═════ Given entries

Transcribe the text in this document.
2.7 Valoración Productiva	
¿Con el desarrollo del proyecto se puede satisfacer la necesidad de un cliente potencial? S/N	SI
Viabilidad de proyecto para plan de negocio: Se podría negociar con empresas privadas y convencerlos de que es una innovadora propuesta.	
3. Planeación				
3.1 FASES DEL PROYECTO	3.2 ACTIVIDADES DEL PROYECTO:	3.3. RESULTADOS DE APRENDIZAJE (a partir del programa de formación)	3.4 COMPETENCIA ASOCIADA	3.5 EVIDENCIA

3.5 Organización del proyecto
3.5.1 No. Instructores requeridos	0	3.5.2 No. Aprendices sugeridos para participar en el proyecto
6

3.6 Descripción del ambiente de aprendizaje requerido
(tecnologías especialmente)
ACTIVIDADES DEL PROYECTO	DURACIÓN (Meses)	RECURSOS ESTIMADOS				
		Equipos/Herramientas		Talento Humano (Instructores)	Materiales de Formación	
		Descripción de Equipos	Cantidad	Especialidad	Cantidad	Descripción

══════════

**What the exercise asks**
Transcribe every entry exactly, omitting nothing.

**Correct response**
Transcribe the text in this document.
2.7 Valoración Productiva	
¿Con el desarrollo del proyecto se puede satisfacer la necesidad de un cliente potencial? S/N	SI
Viabilidad de proyecto para plan de negocio: Se podría negociar con empresas privadas y convencerlos de que es una innovadora propuesta.	
3. Planeación				
3.1 FASES DEL PROYECTO	3.2 ACTIVIDADES DEL PROYECTO:	3.3. RESULTADOS DE APRENDIZAJE (a partir del programa de formación)	3.4 COMPETENCIA ASOCIADA	3.5 EVIDENCIA

3.5 Organización del proyecto
3.5.1 No. Instructores requeridos	0	3.5.2 No. Aprendices sugeridos para participar en el proyecto
6

3.6 Descripción del ambiente de aprendizaje requerido
(tecnologías especialmente)
ACTIVIDADES DEL PROYECTO	DURACIÓN (Meses)	RECURSOS ESTIMADOS				
		Equipos/Herramientas		Talento Humano (Instructores)	Materiales de Formación	
		Descripción de Equipos	Cantidad	Especialidad	Cantidad	Descripción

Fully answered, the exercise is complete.